◆ Directions
Copy the records line for line, beginning with the first line and ending with the line that contains "rsi-100-tick: 100 xyxy=(1529,752,1545,762)", with that line included.

---*---

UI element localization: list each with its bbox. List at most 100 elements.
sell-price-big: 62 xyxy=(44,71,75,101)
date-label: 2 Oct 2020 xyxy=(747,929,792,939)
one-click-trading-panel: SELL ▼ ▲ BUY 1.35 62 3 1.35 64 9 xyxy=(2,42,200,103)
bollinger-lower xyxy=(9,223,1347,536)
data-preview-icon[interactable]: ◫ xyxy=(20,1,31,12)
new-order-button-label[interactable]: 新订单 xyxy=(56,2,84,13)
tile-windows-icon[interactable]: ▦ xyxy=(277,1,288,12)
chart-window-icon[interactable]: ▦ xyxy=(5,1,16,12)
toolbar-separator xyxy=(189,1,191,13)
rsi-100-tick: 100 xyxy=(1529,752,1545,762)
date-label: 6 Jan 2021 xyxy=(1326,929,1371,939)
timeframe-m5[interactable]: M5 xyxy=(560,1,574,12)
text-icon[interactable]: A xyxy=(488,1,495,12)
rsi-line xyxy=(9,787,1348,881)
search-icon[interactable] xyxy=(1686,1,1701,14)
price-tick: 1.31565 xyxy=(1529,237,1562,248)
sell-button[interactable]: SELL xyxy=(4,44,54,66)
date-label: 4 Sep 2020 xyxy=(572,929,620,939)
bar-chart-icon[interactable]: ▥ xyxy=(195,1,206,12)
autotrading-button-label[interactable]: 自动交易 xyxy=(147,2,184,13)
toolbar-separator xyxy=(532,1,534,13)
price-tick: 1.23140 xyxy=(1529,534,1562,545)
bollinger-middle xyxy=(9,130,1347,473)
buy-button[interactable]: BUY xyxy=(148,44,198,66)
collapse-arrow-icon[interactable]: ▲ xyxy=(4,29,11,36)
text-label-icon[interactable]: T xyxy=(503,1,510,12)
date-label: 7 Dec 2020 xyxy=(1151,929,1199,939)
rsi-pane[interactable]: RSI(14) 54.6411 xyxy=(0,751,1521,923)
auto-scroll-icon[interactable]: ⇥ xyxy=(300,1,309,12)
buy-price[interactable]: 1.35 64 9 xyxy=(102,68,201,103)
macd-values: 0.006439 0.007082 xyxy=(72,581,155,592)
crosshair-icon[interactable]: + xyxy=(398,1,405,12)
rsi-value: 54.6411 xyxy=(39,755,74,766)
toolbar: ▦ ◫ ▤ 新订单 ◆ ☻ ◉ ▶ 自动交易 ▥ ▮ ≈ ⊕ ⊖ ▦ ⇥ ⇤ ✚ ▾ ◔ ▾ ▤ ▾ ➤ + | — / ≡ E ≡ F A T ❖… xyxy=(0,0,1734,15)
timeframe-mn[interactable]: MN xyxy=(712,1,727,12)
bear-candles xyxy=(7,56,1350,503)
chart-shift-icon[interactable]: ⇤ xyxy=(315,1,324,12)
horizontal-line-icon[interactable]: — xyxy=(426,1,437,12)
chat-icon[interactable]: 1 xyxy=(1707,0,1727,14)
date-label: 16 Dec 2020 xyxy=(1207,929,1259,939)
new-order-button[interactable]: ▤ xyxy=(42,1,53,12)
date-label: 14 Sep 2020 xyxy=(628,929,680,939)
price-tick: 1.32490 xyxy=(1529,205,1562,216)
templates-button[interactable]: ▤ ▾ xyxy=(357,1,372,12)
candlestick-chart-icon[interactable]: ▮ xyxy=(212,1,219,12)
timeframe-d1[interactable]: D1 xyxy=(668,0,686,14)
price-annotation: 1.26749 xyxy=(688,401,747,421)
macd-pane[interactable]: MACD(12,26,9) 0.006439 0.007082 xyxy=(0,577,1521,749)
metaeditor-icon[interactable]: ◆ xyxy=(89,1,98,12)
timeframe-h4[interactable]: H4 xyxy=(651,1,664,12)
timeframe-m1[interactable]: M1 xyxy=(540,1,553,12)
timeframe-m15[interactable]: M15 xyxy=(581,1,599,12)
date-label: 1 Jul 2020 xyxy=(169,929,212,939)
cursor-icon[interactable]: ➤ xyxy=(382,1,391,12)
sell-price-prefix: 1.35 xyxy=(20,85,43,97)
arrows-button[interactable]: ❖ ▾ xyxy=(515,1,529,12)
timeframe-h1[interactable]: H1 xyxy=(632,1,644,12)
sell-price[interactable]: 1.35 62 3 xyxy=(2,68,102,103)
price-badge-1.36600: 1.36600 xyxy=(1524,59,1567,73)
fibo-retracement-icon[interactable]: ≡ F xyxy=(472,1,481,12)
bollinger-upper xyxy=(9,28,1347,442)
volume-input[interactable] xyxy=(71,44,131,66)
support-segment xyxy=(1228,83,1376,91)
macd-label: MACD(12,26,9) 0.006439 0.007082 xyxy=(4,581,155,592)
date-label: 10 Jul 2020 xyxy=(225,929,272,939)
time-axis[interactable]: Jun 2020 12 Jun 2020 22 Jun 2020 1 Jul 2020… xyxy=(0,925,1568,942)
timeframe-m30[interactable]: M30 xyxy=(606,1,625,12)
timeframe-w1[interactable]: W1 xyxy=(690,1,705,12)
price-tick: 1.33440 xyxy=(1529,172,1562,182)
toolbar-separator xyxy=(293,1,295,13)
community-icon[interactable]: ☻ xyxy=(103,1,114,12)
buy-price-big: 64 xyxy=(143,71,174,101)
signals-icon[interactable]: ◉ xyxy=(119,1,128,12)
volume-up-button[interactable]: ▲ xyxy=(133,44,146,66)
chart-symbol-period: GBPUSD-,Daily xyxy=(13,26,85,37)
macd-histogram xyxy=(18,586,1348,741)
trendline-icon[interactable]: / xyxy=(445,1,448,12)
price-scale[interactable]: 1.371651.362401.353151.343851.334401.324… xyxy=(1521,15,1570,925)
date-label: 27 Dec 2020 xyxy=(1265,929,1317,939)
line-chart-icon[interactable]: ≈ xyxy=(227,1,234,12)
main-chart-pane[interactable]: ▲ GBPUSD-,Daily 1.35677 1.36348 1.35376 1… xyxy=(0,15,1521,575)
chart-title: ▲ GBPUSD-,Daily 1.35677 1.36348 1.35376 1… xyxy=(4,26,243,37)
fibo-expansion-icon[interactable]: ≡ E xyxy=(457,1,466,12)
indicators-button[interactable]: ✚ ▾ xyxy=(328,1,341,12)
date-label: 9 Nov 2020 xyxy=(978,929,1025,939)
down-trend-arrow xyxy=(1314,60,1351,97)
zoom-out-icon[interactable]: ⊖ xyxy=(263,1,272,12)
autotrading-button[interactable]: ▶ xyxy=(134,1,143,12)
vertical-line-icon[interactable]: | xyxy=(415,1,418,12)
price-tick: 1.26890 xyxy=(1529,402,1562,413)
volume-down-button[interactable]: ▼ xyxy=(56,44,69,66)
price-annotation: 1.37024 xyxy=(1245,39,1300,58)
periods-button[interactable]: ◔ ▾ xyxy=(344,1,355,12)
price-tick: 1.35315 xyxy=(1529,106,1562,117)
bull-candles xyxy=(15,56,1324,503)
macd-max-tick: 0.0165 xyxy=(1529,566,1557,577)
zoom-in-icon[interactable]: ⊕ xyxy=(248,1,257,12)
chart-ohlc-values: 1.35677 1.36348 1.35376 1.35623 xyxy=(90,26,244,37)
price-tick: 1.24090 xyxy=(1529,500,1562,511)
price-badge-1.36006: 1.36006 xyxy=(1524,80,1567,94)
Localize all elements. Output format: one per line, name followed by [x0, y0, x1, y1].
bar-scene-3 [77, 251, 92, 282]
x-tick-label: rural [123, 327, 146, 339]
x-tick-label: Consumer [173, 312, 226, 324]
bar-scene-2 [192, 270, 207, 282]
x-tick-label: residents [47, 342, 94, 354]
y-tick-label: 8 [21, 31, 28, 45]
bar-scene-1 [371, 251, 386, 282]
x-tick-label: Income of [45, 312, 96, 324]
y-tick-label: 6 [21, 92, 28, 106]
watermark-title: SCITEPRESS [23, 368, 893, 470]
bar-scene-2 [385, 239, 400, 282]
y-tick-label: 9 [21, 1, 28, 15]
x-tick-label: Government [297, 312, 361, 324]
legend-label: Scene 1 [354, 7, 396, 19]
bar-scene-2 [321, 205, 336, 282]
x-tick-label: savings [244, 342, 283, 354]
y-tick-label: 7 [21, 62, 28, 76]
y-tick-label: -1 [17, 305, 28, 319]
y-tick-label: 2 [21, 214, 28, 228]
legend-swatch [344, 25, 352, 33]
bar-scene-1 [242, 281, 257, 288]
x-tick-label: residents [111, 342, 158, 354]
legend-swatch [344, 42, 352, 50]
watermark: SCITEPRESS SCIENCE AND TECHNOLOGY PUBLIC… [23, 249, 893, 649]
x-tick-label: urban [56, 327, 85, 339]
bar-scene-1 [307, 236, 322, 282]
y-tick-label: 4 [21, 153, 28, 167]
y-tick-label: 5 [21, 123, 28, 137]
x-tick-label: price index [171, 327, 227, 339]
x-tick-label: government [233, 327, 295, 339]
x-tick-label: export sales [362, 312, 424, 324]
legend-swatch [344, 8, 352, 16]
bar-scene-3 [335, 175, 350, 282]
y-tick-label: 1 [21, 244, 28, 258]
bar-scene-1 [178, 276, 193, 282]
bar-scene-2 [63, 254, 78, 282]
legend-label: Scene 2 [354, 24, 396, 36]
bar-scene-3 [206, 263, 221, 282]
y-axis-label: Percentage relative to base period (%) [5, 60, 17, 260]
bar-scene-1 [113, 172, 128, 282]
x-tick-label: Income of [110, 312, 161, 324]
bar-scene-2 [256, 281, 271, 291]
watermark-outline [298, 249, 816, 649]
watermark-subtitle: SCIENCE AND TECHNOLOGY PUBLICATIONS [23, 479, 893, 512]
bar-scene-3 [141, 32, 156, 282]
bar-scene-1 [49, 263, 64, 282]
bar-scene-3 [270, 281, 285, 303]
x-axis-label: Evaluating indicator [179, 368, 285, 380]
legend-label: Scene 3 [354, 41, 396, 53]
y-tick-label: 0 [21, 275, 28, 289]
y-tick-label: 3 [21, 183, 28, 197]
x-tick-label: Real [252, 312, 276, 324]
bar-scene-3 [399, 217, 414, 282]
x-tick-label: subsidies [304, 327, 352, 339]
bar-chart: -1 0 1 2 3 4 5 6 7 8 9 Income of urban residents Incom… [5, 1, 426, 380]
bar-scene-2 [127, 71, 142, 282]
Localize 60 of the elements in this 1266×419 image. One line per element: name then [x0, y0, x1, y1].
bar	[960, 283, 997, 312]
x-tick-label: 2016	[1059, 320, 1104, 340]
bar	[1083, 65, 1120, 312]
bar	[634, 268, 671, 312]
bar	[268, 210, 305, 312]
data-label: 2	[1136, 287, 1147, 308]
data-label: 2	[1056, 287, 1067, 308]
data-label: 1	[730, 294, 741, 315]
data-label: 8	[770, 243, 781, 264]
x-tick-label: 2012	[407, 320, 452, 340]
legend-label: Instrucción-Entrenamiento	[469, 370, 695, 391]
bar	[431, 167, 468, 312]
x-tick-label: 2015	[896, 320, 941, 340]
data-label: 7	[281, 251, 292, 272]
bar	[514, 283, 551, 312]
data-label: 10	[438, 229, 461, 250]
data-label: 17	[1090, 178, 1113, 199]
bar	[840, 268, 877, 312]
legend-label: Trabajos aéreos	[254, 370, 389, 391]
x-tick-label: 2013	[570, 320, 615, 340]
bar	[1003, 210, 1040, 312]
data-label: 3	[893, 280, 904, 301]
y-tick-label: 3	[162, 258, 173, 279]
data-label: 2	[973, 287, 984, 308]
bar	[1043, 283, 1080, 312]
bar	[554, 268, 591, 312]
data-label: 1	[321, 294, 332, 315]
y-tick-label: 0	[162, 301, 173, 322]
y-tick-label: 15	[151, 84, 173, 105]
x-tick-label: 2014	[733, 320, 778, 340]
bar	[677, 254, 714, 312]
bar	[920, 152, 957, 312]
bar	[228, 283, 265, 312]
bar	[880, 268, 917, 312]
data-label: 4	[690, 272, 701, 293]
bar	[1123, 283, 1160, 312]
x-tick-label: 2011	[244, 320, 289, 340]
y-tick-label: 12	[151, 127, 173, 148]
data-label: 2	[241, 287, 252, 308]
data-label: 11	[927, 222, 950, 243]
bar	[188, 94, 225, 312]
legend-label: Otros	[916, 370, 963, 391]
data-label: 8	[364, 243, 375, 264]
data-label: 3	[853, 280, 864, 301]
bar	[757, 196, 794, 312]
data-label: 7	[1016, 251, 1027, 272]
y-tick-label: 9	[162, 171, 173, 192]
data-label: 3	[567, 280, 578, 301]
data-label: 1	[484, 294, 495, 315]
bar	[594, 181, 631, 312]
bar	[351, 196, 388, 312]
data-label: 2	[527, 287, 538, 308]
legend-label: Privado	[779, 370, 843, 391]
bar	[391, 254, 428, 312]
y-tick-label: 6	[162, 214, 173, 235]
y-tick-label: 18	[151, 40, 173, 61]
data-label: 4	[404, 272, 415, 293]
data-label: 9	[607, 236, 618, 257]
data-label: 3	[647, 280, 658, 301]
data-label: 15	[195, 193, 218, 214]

---*---

◆ Answer for this exercise
UI element localization: list each with its bbox. List at most 100 elements.
sell-price-big: 62 xyxy=(44,71,75,101)
date-label: 2 Oct 2020 xyxy=(747,929,792,939)
one-click-trading-panel: SELL ▼ ▲ BUY 1.35 62 3 1.35 64 9 xyxy=(2,42,200,103)
bollinger-lower xyxy=(9,223,1347,536)
data-preview-icon[interactable]: ◫ xyxy=(20,1,31,12)
new-order-button-label[interactable]: 新订单 xyxy=(56,2,84,13)
tile-windows-icon[interactable]: ▦ xyxy=(277,1,288,12)
chart-window-icon[interactable]: ▦ xyxy=(5,1,16,12)
toolbar-separator xyxy=(189,1,191,13)
rsi-100-tick: 100 xyxy=(1529,752,1545,762)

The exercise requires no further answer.